Source data:
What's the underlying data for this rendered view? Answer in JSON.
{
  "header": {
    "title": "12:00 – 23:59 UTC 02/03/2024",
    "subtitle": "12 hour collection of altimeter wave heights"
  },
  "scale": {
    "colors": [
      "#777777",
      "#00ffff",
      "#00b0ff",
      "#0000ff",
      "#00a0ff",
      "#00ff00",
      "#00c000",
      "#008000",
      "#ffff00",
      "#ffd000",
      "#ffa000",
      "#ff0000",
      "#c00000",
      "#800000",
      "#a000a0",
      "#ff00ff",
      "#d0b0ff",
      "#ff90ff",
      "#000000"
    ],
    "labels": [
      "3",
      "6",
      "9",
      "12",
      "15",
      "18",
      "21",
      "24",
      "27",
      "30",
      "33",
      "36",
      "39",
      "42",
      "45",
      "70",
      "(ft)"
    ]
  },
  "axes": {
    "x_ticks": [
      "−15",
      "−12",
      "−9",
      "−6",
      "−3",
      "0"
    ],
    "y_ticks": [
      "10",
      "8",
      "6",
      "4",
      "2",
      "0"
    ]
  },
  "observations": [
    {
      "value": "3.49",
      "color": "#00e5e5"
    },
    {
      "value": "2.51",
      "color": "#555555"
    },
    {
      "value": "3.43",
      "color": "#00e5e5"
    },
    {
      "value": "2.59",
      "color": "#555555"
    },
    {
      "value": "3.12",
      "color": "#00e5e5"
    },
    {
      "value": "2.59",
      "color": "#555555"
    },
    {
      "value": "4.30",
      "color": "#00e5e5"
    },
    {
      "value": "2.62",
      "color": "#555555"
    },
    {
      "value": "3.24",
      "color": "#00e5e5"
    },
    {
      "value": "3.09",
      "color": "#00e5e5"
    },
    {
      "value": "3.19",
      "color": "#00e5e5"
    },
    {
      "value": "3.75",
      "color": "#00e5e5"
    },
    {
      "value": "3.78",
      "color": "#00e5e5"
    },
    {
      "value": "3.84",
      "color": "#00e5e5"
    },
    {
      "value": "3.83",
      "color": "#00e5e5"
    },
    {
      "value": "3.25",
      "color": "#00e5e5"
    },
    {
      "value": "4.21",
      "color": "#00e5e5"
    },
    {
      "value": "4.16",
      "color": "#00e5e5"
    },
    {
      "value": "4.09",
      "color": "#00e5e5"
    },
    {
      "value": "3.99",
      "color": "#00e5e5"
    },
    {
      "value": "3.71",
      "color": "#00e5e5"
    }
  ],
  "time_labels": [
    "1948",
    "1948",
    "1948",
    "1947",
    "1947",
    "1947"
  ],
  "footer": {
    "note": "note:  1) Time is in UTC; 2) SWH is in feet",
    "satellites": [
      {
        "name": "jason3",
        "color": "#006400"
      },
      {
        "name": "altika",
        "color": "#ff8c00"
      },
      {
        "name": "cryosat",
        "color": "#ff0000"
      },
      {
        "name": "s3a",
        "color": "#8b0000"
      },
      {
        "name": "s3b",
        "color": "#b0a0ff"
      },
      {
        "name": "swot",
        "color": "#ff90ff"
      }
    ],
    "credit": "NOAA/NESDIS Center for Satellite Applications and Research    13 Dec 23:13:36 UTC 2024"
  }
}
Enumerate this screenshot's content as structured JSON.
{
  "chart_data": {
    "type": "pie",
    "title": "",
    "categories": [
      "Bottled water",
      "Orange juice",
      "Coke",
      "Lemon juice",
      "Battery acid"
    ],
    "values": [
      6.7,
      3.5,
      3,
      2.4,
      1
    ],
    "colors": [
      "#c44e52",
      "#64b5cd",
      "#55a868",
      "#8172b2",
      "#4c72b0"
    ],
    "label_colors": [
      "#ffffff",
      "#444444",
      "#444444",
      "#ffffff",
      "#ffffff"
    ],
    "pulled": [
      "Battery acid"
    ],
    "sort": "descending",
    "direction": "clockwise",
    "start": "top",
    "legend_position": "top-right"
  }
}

What you have to do: Tally the lines above that contain the word "this", and reply with only the number.

Exercise result: 2